_Given data_
+ + + +
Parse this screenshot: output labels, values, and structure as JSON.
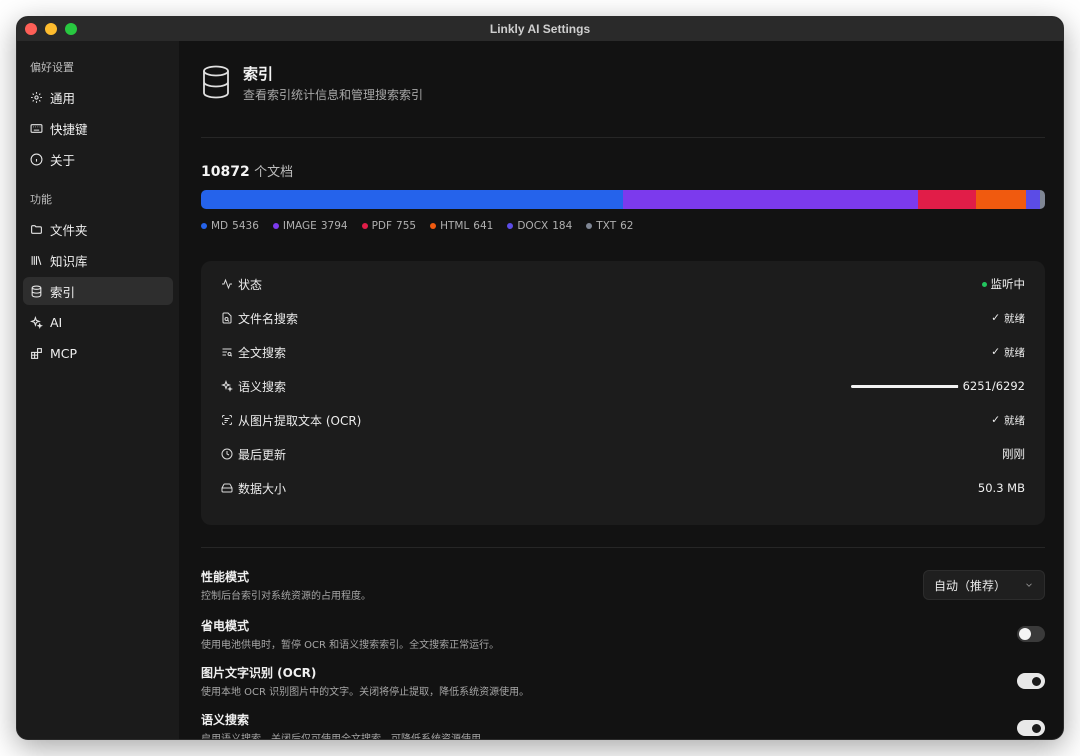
{
  "window": {
    "title": "Linkly AI Settings"
  },
  "sidebar": {
    "section_prefs": "偏好设置",
    "prefs": [
      {
        "label": "通用",
        "icon": "gear-icon"
      },
      {
        "label": "快捷键",
        "icon": "keyboard-icon"
      },
      {
        "label": "关于",
        "icon": "info-icon"
      }
    ],
    "section_features": "功能",
    "features": [
      {
        "label": "文件夹",
        "icon": "folder-icon"
      },
      {
        "label": "知识库",
        "icon": "library-icon"
      },
      {
        "label": "索引",
        "icon": "database-icon",
        "active": true
      },
      {
        "label": "AI",
        "icon": "sparkles-icon"
      },
      {
        "label": "MCP",
        "icon": "blocks-icon"
      }
    ]
  },
  "header": {
    "title": "索引",
    "subtitle": "查看索引统计信息和管理搜索索引"
  },
  "docs": {
    "total": "10872",
    "unit": "个文档"
  },
  "breakdown": [
    {
      "label": "MD",
      "count": "5436",
      "value": 5436,
      "color": "#2563eb"
    },
    {
      "label": "IMAGE",
      "count": "3794",
      "value": 3794,
      "color": "#7c3aed"
    },
    {
      "label": "PDF",
      "count": "755",
      "value": 755,
      "color": "#e11d48"
    },
    {
      "label": "HTML",
      "count": "641",
      "value": 641,
      "color": "#f05a0f"
    },
    {
      "label": "DOCX",
      "count": "184",
      "value": 184,
      "color": "#5b4ce6"
    },
    {
      "label": "TXT",
      "count": "62",
      "value": 62,
      "color": "#7f8694"
    }
  ],
  "status": {
    "status_label": "状态",
    "status_value": "监听中",
    "filename_label": "文件名搜索",
    "filename_value": "就绪",
    "fulltext_label": "全文搜索",
    "fulltext_value": "就绪",
    "semantic_label": "语义搜索",
    "semantic_progress": "6251/6292",
    "semantic_fraction": 0.9935,
    "ocr_label": "从图片提取文本 (OCR)",
    "ocr_value": "就绪",
    "updated_label": "最后更新",
    "updated_value": "刚刚",
    "size_label": "数据大小",
    "size_value": "50.3 MB"
  },
  "settings": {
    "performance": {
      "title": "性能模式",
      "desc": "控制后台索引对系统资源的占用程度。",
      "value": "自动（推荐）"
    },
    "power": {
      "title": "省电模式",
      "desc": "使用电池供电时，暂停 OCR 和语义搜索索引。全文搜索正常运行。",
      "on": false
    },
    "ocr": {
      "title": "图片文字识别 (OCR)",
      "desc": "使用本地 OCR 识别图片中的文字。关闭将停止提取，降低系统资源使用。",
      "on": true
    },
    "semantic": {
      "title": "语义搜索",
      "desc": "启用语义搜索。关闭后仅可使用全文搜索，可降低系统资源使用。",
      "on": true
    }
  }
}
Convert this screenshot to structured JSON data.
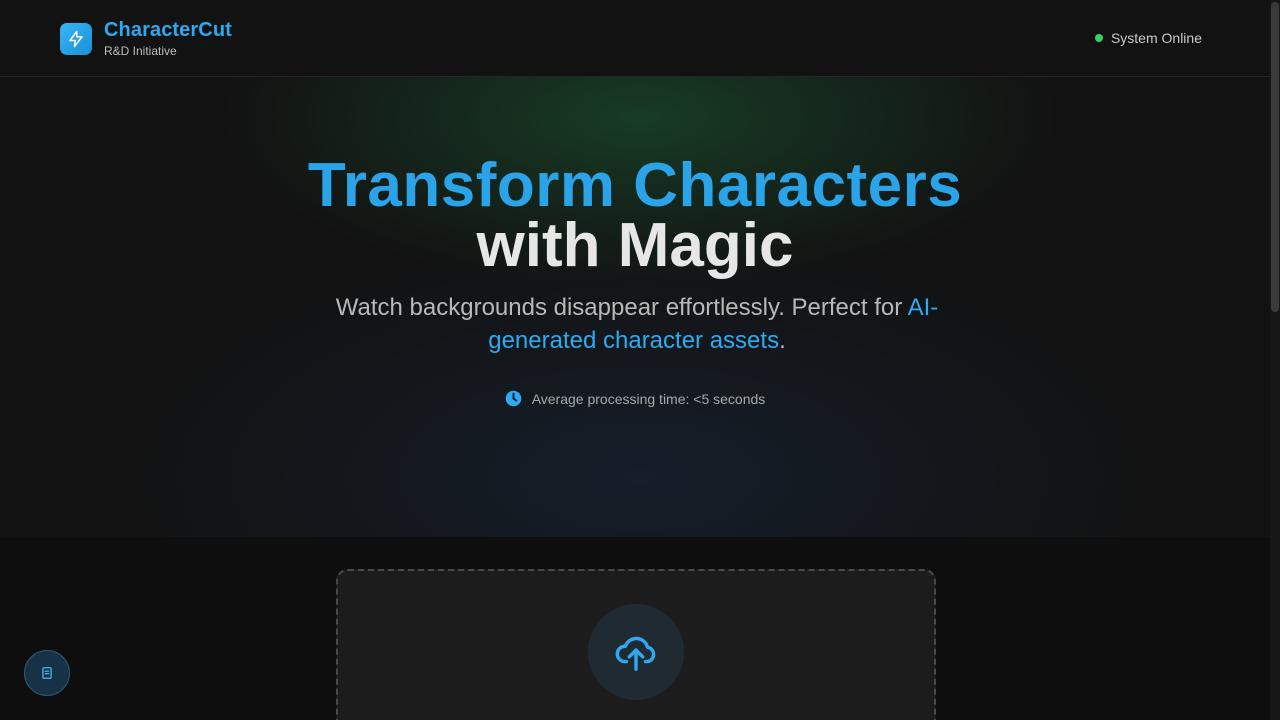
{
  "header": {
    "brand_name": "CharacterCut",
    "brand_sub": "R&D Initiative",
    "status_text": "System Online",
    "status_color": "#34d363"
  },
  "hero": {
    "title_line1": "Transform Characters",
    "title_line2": "with Magic",
    "subtitle_prefix": "Watch backgrounds disappear effortlessly. Perfect for ",
    "subtitle_highlight": "AI-generated character assets",
    "subtitle_suffix": ".",
    "processing_text": "Average processing time: <5 seconds"
  },
  "upload": {
    "icon": "cloud-upload-icon"
  },
  "floating_button": {
    "icon": "document-icon"
  },
  "colors": {
    "accent": "#2ea8ef",
    "background": "#121212"
  }
}
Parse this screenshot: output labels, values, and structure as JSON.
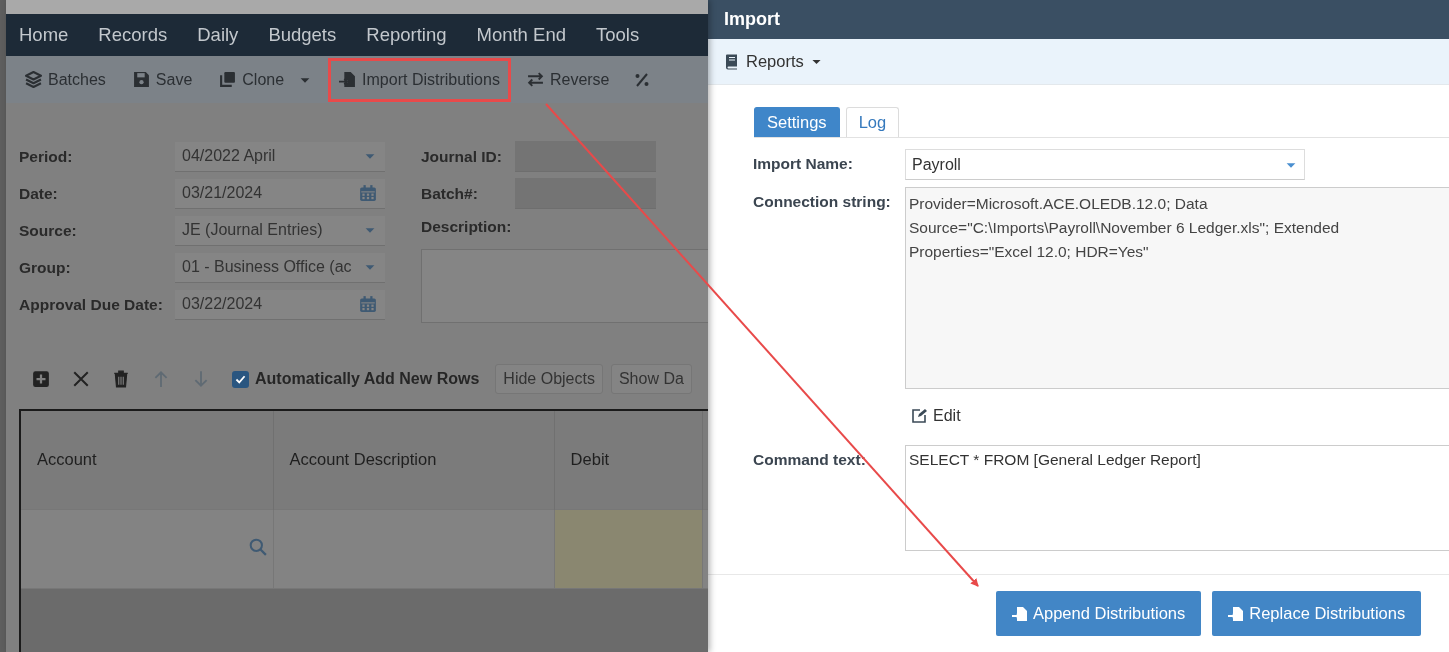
{
  "app": {
    "nav": [
      {
        "label": "Home"
      },
      {
        "label": "Records"
      },
      {
        "label": "Daily"
      },
      {
        "label": "Budgets"
      },
      {
        "label": "Reporting"
      },
      {
        "label": "Month End"
      },
      {
        "label": "Tools"
      }
    ],
    "toolbar": [
      {
        "label": "Batches",
        "kind": "button",
        "highlighted": false
      },
      {
        "label": "Save",
        "kind": "button",
        "highlighted": false
      },
      {
        "label": "Clone",
        "kind": "dropdown",
        "highlighted": false
      },
      {
        "label": "Import Distributions",
        "kind": "button",
        "highlighted": true
      },
      {
        "label": "Reverse",
        "kind": "button",
        "highlighted": false
      }
    ],
    "fields_left": [
      {
        "label": "Period:",
        "value": "04/2022  April",
        "kind": "dropdown"
      },
      {
        "label": "Date:",
        "value": "03/21/2024",
        "kind": "date"
      },
      {
        "label": "Source:",
        "value": "JE (Journal Entries)",
        "kind": "dropdown"
      },
      {
        "label": "Group:",
        "value": "01 - Business Office (ac",
        "kind": "dropdown"
      },
      {
        "label": "Approval Due Date:",
        "value": "03/22/2024",
        "kind": "date"
      }
    ],
    "fields_right": [
      {
        "label": "Journal ID:",
        "kind": "readonly"
      },
      {
        "label": "Batch#:",
        "kind": "readonly"
      },
      {
        "label": "Description:",
        "kind": "textarea"
      }
    ],
    "grid_toolbar": {
      "auto_add": {
        "label": "Automatically Add New Rows",
        "checked": true
      },
      "buttons": [
        "Hide Objects",
        "Show Da"
      ]
    },
    "table": {
      "columns": [
        "Account",
        "Account Description",
        "Debit"
      ]
    }
  },
  "dialog": {
    "title": "Import",
    "menu": {
      "label": "Reports"
    },
    "tabs": [
      {
        "label": "Settings",
        "selected": true
      },
      {
        "label": "Log",
        "selected": false
      }
    ],
    "import_name": {
      "label": "Import Name:",
      "value": "Payroll"
    },
    "connection_string": {
      "label": "Connection string:",
      "value": "Provider=Microsoft.ACE.OLEDB.12.0; Data Source=\"C:\\Imports\\Payroll\\November 6 Ledger.xls\"; Extended Properties=\"Excel 12.0; HDR=Yes\""
    },
    "edit_link": "Edit",
    "command_text": {
      "label": "Command text:",
      "value": "SELECT * FROM [General Ledger Report]"
    },
    "buttons": [
      "Append Distributions",
      "Replace Distributions"
    ]
  }
}
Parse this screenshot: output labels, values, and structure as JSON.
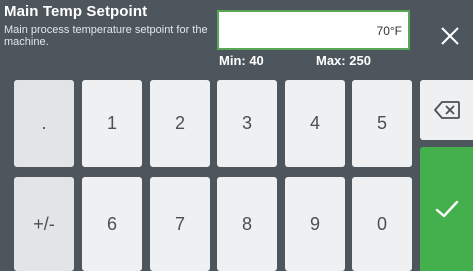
{
  "dialog": {
    "title": "Main Temp Setpoint",
    "description": "Main process temperature setpoint for the machine.",
    "value": "70°F",
    "min_label": "Min: 40",
    "max_label": "Max: 250"
  },
  "keys": {
    "decimal": ".",
    "sign": "+/-",
    "k1": "1",
    "k2": "2",
    "k3": "3",
    "k4": "4",
    "k5": "5",
    "k6": "6",
    "k7": "7",
    "k8": "8",
    "k9": "9",
    "k0": "0"
  },
  "icons": {
    "close": "close-icon",
    "backspace": "backspace-icon",
    "enter": "checkmark-icon"
  },
  "colors": {
    "header": "#4e565d",
    "key": "#eef0f2",
    "accent_green": "#43b04d",
    "value_border": "#5aa757"
  }
}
+ + + +
_What you are asked to do_
Repeat the listing verbatim. Skip the pictures.

_Answer to this problem_
Parse this screenshot: output labels, values, and structure as JSON.
{
  "window": {
    "title": "Linkly AI Settings"
  },
  "sidebar": {
    "section_prefs": "偏好设置",
    "prefs": [
      {
        "label": "通用",
        "icon": "gear-icon"
      },
      {
        "label": "快捷键",
        "icon": "keyboard-icon"
      },
      {
        "label": "关于",
        "icon": "info-icon"
      }
    ],
    "section_features": "功能",
    "features": [
      {
        "label": "文件夹",
        "icon": "folder-icon"
      },
      {
        "label": "知识库",
        "icon": "library-icon"
      },
      {
        "label": "索引",
        "icon": "database-icon",
        "active": true
      },
      {
        "label": "AI",
        "icon": "sparkles-icon"
      },
      {
        "label": "MCP",
        "icon": "blocks-icon"
      }
    ]
  },
  "header": {
    "title": "索引",
    "subtitle": "查看索引统计信息和管理搜索索引"
  },
  "docs": {
    "total": "10872",
    "unit": "个文档"
  },
  "breakdown": [
    {
      "label": "MD",
      "count": "5436",
      "value": 5436,
      "color": "#2563eb"
    },
    {
      "label": "IMAGE",
      "count": "3794",
      "value": 3794,
      "color": "#7c3aed"
    },
    {
      "label": "PDF",
      "count": "755",
      "value": 755,
      "color": "#e11d48"
    },
    {
      "label": "HTML",
      "count": "641",
      "value": 641,
      "color": "#f05a0f"
    },
    {
      "label": "DOCX",
      "count": "184",
      "value": 184,
      "color": "#5b4ce6"
    },
    {
      "label": "TXT",
      "count": "62",
      "value": 62,
      "color": "#7f8694"
    }
  ],
  "status": {
    "status_label": "状态",
    "status_value": "监听中",
    "filename_label": "文件名搜索",
    "filename_value": "就绪",
    "fulltext_label": "全文搜索",
    "fulltext_value": "就绪",
    "semantic_label": "语义搜索",
    "semantic_progress": "6251/6292",
    "semantic_fraction": 0.9935,
    "ocr_label": "从图片提取文本 (OCR)",
    "ocr_value": "就绪",
    "updated_label": "最后更新",
    "updated_value": "刚刚",
    "size_label": "数据大小",
    "size_value": "50.3 MB"
  },
  "settings": {
    "performance": {
      "title": "性能模式",
      "desc": "控制后台索引对系统资源的占用程度。",
      "value": "自动（推荐）"
    },
    "power": {
      "title": "省电模式",
      "desc": "使用电池供电时，暂停 OCR 和语义搜索索引。全文搜索正常运行。",
      "on": false
    },
    "ocr": {
      "title": "图片文字识别 (OCR)",
      "desc": "使用本地 OCR 识别图片中的文字。关闭将停止提取，降低系统资源使用。",
      "on": true
    },
    "semantic": {
      "title": "语义搜索",
      "desc": "启用语义搜索。关闭后仅可使用全文搜索，可降低系统资源使用。",
      "on": true
    }
  }
}
Convert this screenshot to structured JSON data.
{
  "header": {
    "brand_name": "CharacterCut",
    "brand_sub": "R&D Initiative",
    "status_text": "System Online",
    "status_color": "#34d363"
  },
  "hero": {
    "title_line1": "Transform Characters",
    "title_line2": "with Magic",
    "subtitle_prefix": "Watch backgrounds disappear effortlessly. Perfect for ",
    "subtitle_highlight": "AI-generated character assets",
    "subtitle_suffix": ".",
    "processing_text": "Average processing time: <5 seconds"
  },
  "upload": {
    "icon": "cloud-upload-icon"
  },
  "floating_button": {
    "icon": "document-icon"
  },
  "colors": {
    "accent": "#2ea8ef",
    "background": "#121212"
  }
}
Parse this screenshot: output labels, values, and structure as JSON.
{
  "app": {
    "nav": [
      {
        "label": "Home"
      },
      {
        "label": "Records"
      },
      {
        "label": "Daily"
      },
      {
        "label": "Budgets"
      },
      {
        "label": "Reporting"
      },
      {
        "label": "Month End"
      },
      {
        "label": "Tools"
      }
    ],
    "toolbar": [
      {
        "label": "Batches",
        "kind": "button",
        "highlighted": false
      },
      {
        "label": "Save",
        "kind": "button",
        "highlighted": false
      },
      {
        "label": "Clone",
        "kind": "dropdown",
        "highlighted": false
      },
      {
        "label": "Import Distributions",
        "kind": "button",
        "highlighted": true
      },
      {
        "label": "Reverse",
        "kind": "button",
        "highlighted": false
      }
    ],
    "fields_left": [
      {
        "label": "Period:",
        "value": "04/2022  April",
        "kind": "dropdown"
      },
      {
        "label": "Date:",
        "value": "03/21/2024",
        "kind": "date"
      },
      {
        "label": "Source:",
        "value": "JE (Journal Entries)",
        "kind": "dropdown"
      },
      {
        "label": "Group:",
        "value": "01 - Business Office (ac",
        "kind": "dropdown"
      },
      {
        "label": "Approval Due Date:",
        "value": "03/22/2024",
        "kind": "date"
      }
    ],
    "fields_right": [
      {
        "label": "Journal ID:",
        "kind": "readonly"
      },
      {
        "label": "Batch#:",
        "kind": "readonly"
      },
      {
        "label": "Description:",
        "kind": "textarea"
      }
    ],
    "grid_toolbar": {
      "auto_add": {
        "label": "Automatically Add New Rows",
        "checked": true
      },
      "buttons": [
        "Hide Objects",
        "Show Da"
      ]
    },
    "table": {
      "columns": [
        "Account",
        "Account Description",
        "Debit"
      ]
    }
  },
  "dialog": {
    "title": "Import",
    "menu": {
      "label": "Reports"
    },
    "tabs": [
      {
        "label": "Settings",
        "selected": true
      },
      {
        "label": "Log",
        "selected": false
      }
    ],
    "import_name": {
      "label": "Import Name:",
      "value": "Payroll"
    },
    "connection_string": {
      "label": "Connection string:",
      "value": "Provider=Microsoft.ACE.OLEDB.12.0; Data Source=\"C:\\Imports\\Payroll\\November 6 Ledger.xls\"; Extended Properties=\"Excel 12.0; HDR=Yes\""
    },
    "edit_link": "Edit",
    "command_text": {
      "label": "Command text:",
      "value": "SELECT * FROM [General Ledger Report]"
    },
    "buttons": [
      "Append Distributions",
      "Replace Distributions"
    ]
  }
}
Parse this screenshot: output labels, values, and structure as JSON.
{
  "dialog": {
    "title": "Main Temp Setpoint",
    "description": "Main process temperature setpoint for the machine.",
    "value": "70°F",
    "min_label": "Min: 40",
    "max_label": "Max: 250"
  },
  "keys": {
    "decimal": ".",
    "sign": "+/-",
    "k1": "1",
    "k2": "2",
    "k3": "3",
    "k4": "4",
    "k5": "5",
    "k6": "6",
    "k7": "7",
    "k8": "8",
    "k9": "9",
    "k0": "0"
  },
  "icons": {
    "close": "close-icon",
    "backspace": "backspace-icon",
    "enter": "checkmark-icon"
  },
  "colors": {
    "header": "#4e565d",
    "key": "#eef0f2",
    "accent_green": "#43b04d",
    "value_border": "#5aa757"
  }
}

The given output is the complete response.